Aufgabe 1
In welchem Jahr gab Nietzsche laut dem Artikel über ihn sein Lehramt in Basel auf?
Aufgabe 2
Gib aus dem Artikel über Nietzsche den Abschnitt wortwörtlich wieder, der mit den Worten "Kurzbeschreibung" einsetzt und mit "nie mehr erholte." schließt.

Artikel

::::

Kurzbeschreibung

Friedrich Wilhelm Nietzsche (1844–1900) übte eine enorme Wirkung auf die deutsche Philosophie des 19. Jahrhunderts aus und war einer ihrer originellsten und provokativsten Denker. Nach dem Studium der Theologie und Philologie wurde ihm 1869 im Alter von nur 24 Jahren eine Professur in Basel angeboten. Am Deutsch-Französischen Krieg 1870/71 nahm er kurzzeitig als freiwilliger Krankenpfleger teil. Im Jahr 1879 sah er sich gezwungen, sein Lehramt in Basel aufgrund gesundheitlicher Probleme (er litt an einer Sehschwäche sowie häufigen Migräneanfällen) aufzugeben. 1889 erlitt er einen durch Syphilis verursachten Nervenzusammenbruch, von dem er sich nie mehr erholte.

::::

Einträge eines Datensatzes
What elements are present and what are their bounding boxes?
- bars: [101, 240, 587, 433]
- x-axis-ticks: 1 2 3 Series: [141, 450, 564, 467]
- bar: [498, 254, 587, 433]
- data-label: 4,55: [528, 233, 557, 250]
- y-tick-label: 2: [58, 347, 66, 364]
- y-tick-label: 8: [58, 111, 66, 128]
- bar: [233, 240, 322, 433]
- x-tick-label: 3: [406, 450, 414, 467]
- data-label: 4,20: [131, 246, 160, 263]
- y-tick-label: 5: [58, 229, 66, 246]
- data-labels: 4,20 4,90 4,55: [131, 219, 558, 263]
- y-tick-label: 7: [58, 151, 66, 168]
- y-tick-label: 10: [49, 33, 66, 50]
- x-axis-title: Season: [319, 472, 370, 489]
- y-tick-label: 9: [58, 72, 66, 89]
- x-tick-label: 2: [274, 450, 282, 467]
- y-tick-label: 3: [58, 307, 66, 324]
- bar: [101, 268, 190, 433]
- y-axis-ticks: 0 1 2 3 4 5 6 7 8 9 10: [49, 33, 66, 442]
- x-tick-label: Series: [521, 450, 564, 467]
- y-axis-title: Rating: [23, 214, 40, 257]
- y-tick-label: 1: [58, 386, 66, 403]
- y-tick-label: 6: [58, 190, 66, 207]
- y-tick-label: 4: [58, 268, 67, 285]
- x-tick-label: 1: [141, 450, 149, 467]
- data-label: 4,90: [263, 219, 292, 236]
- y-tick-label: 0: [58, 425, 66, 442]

::::

Richtige Antwort 1
1879

Richtige Antwort 2
Kurzbeschreibung

Friedrich Wilhelm Nietzsche (1844–1900) übte eine enorme Wirkung auf die deutsche Philosophie des 19. Jahrhunderts aus und war einer ihrer originellsten und provokativsten Denker. Nach dem Studium der Theologie und Philologie wurde ihm 1869 im Alter von nur 24 Jahren eine Professur in Basel angeboten. Am Deutsch-Französischen Krieg 1870/71 nahm er kurzzeitig als freiwilliger Krankenpfleger teil. Im Jahr 1879 sah er sich gezwungen, sein Lehramt in Basel aufgrund gesundheitlicher Probleme (er litt an einer Sehschwäche sowie häufigen Migräneanfällen) aufzugeben. 1889 erlitt er einen durch Syphilis verursachten Nervenzusammenbruch, von dem er sich nie mehr erholte.